- What you have to do: Gather every line of the entries that includes the word "background".

- Dataset listings of figures:
....

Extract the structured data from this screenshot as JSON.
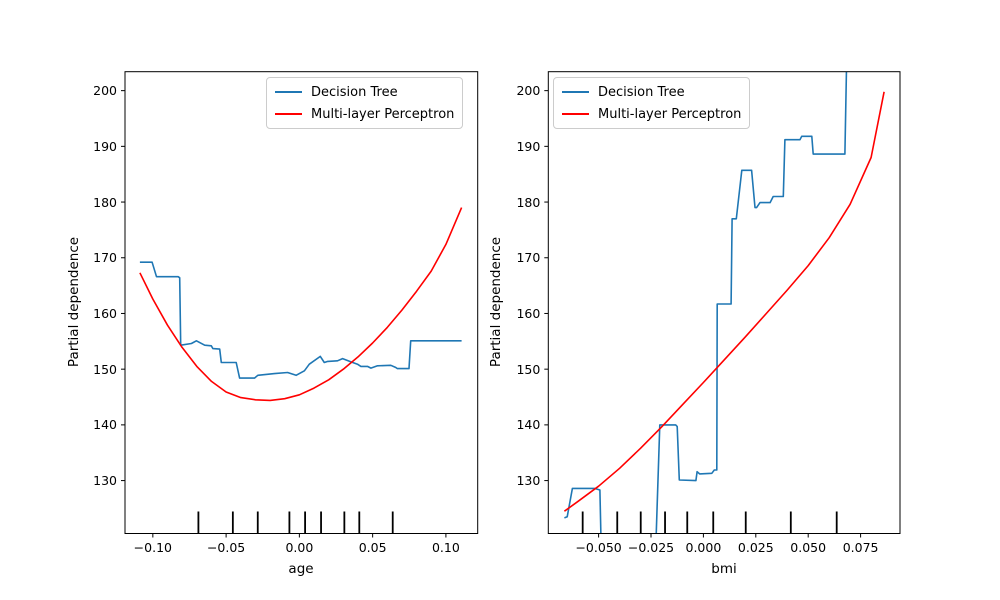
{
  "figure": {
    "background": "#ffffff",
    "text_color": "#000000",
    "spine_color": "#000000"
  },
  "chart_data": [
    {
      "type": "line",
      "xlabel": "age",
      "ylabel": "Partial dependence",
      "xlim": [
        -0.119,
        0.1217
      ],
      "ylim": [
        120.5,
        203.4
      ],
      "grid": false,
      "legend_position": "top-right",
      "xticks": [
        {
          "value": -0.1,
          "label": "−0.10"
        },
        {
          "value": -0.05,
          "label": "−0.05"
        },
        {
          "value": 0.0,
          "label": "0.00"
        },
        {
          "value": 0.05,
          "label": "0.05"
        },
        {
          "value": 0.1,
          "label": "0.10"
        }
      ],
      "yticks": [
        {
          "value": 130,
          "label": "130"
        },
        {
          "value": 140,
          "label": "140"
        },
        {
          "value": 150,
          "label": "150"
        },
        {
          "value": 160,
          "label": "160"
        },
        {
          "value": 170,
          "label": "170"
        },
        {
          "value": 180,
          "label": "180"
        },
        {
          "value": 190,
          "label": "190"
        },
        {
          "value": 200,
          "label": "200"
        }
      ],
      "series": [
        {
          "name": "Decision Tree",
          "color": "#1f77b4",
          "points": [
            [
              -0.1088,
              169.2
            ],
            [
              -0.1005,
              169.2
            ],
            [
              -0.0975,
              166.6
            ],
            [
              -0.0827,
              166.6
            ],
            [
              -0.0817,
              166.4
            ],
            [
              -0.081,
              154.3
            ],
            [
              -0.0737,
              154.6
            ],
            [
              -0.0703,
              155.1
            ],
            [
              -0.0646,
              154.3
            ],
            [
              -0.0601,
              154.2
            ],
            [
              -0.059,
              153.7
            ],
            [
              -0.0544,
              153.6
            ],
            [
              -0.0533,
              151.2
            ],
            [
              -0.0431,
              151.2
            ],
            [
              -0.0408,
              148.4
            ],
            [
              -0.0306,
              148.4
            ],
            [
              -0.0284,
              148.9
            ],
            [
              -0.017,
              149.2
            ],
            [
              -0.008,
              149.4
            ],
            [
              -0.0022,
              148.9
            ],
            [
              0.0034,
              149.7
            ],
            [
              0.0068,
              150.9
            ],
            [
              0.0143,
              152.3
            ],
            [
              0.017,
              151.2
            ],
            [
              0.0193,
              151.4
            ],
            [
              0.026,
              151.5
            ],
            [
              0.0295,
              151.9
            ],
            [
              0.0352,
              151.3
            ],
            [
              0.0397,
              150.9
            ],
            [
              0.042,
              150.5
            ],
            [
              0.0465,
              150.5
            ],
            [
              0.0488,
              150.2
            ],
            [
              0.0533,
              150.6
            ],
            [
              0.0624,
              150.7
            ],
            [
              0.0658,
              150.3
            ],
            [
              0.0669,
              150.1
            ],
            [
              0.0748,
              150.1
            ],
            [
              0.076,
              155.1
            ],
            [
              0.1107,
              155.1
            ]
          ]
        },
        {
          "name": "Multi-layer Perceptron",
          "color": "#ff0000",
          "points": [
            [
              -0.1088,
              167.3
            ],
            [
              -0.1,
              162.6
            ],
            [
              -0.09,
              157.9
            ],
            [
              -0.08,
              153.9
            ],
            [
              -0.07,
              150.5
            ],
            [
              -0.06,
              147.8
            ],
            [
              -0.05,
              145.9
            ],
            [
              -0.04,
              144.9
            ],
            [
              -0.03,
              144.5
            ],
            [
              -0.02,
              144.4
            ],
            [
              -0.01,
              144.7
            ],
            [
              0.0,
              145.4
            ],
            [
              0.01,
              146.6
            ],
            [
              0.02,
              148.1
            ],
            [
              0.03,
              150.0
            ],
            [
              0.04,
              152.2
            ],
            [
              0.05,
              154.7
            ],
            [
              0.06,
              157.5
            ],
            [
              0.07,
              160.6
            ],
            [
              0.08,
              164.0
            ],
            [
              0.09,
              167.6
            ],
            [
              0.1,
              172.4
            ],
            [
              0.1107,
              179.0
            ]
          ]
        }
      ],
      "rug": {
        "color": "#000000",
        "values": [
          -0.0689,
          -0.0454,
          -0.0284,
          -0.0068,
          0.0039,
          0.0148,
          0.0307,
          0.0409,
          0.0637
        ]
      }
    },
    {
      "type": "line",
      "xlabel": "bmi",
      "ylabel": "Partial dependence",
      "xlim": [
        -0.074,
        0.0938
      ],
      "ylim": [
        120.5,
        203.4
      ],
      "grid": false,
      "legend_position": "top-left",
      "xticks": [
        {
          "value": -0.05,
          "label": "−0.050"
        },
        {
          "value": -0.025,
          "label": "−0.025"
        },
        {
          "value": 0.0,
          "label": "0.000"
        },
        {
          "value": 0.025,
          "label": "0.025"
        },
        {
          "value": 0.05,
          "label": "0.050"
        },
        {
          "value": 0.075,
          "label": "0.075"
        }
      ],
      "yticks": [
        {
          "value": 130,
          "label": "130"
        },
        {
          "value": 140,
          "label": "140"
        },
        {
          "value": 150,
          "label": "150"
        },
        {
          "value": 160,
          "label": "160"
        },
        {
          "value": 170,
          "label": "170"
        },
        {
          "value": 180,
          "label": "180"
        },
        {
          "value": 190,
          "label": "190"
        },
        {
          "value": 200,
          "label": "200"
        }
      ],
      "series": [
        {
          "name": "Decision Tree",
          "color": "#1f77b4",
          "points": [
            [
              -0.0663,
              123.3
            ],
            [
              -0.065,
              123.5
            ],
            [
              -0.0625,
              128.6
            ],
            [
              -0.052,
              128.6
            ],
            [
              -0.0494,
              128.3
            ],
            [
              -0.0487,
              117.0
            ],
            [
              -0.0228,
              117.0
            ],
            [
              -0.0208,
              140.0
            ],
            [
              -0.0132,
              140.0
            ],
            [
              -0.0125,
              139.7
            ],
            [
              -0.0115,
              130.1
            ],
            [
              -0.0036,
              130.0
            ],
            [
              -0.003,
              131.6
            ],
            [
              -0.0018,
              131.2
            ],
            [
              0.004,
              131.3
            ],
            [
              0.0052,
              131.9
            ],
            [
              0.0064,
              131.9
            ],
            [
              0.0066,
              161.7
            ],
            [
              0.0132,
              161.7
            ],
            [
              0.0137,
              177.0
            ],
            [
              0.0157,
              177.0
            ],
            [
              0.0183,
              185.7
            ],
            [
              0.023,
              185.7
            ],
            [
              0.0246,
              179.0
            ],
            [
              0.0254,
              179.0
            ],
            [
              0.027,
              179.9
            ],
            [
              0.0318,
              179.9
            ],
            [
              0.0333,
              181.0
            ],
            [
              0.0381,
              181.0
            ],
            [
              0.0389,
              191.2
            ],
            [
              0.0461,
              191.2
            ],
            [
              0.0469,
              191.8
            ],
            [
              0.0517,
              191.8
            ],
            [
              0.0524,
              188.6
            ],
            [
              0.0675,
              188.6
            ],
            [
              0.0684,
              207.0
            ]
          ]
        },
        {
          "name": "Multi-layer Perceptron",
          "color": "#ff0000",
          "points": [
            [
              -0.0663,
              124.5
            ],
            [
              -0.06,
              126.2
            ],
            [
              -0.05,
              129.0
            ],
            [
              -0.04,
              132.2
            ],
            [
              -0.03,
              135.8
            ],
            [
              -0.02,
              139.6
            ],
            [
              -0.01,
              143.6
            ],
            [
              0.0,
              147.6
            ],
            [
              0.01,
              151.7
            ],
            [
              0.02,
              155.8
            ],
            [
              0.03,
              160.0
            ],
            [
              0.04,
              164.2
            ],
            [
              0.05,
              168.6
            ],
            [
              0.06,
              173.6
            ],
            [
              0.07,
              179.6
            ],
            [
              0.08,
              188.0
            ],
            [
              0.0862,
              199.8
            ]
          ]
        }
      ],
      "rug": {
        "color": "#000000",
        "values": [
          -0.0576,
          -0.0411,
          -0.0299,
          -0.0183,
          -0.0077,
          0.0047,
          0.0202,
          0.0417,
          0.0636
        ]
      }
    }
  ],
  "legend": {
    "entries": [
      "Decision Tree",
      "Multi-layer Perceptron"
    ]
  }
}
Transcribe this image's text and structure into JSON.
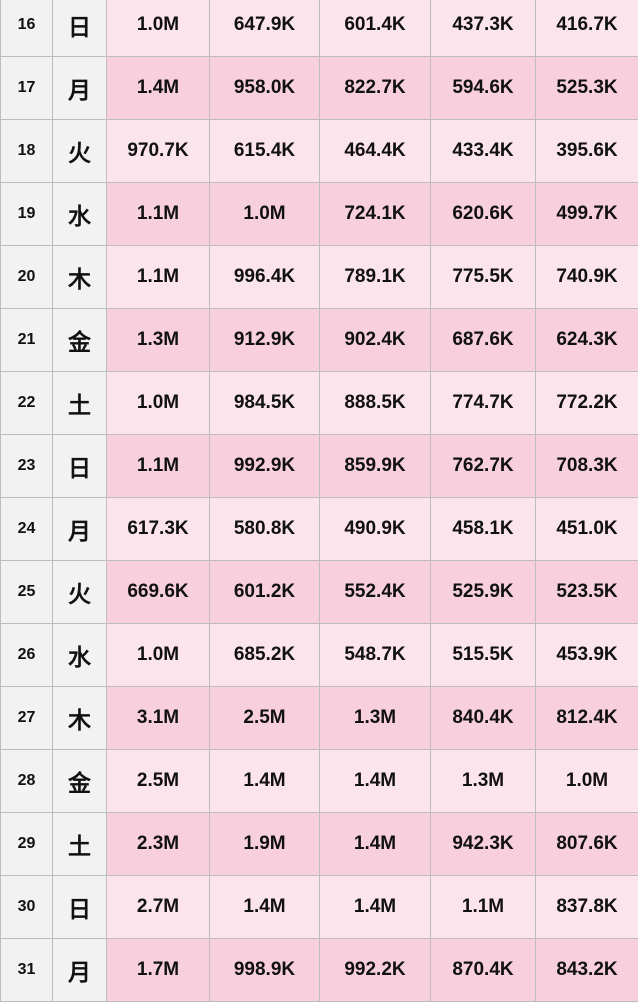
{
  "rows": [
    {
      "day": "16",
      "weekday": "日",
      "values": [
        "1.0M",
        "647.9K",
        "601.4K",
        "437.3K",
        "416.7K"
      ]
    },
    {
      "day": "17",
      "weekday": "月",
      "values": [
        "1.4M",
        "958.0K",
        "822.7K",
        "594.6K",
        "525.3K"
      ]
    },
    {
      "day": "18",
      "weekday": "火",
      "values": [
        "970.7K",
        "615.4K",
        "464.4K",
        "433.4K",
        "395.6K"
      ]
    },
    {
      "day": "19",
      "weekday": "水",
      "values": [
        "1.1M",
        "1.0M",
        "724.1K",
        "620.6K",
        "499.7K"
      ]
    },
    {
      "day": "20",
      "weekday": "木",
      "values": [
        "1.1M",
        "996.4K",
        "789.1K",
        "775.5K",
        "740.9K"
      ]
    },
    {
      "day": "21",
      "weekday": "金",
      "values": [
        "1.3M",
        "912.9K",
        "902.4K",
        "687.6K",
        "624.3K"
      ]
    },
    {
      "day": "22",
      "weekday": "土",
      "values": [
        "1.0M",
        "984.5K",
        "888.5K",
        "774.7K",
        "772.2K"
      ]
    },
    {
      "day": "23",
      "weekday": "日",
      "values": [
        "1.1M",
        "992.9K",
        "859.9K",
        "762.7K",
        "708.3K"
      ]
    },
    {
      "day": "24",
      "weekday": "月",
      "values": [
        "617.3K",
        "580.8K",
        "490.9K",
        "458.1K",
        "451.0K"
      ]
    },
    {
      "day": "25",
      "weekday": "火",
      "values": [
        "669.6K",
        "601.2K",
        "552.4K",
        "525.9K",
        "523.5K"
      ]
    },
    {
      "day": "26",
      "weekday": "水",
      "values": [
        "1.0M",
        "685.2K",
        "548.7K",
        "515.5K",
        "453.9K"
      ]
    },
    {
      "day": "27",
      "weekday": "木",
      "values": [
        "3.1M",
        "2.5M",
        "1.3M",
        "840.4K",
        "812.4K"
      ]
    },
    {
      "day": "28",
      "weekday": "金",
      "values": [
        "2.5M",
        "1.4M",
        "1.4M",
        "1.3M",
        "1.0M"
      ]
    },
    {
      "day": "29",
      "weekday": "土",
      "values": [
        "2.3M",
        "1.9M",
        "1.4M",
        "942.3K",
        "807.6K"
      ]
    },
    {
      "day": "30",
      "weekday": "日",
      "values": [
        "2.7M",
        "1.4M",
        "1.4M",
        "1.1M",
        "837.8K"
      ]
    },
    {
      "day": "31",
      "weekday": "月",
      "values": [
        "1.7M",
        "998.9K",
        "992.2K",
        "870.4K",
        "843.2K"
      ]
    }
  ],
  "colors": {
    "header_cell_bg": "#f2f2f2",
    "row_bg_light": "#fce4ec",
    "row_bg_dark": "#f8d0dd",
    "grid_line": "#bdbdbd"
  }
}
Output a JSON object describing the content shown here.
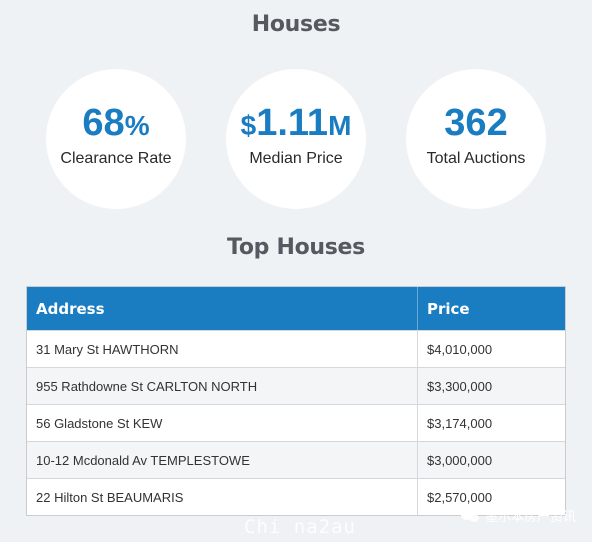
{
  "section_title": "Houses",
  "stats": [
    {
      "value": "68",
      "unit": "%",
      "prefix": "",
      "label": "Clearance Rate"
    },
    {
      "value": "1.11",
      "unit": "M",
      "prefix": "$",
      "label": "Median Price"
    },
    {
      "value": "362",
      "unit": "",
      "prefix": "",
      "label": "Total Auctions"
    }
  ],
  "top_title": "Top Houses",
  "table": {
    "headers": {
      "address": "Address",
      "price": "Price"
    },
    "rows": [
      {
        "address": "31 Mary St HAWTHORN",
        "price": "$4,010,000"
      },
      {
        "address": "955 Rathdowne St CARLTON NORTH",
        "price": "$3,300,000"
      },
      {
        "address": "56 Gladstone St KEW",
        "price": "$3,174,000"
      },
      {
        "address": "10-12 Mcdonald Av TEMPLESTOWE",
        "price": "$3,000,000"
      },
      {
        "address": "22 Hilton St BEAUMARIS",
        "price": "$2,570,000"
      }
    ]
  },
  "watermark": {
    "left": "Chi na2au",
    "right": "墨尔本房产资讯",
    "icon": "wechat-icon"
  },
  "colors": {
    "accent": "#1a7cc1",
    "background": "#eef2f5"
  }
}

....

- Output for this exercise:
    "background": "#ffffff",
    "background": "#eef2f5"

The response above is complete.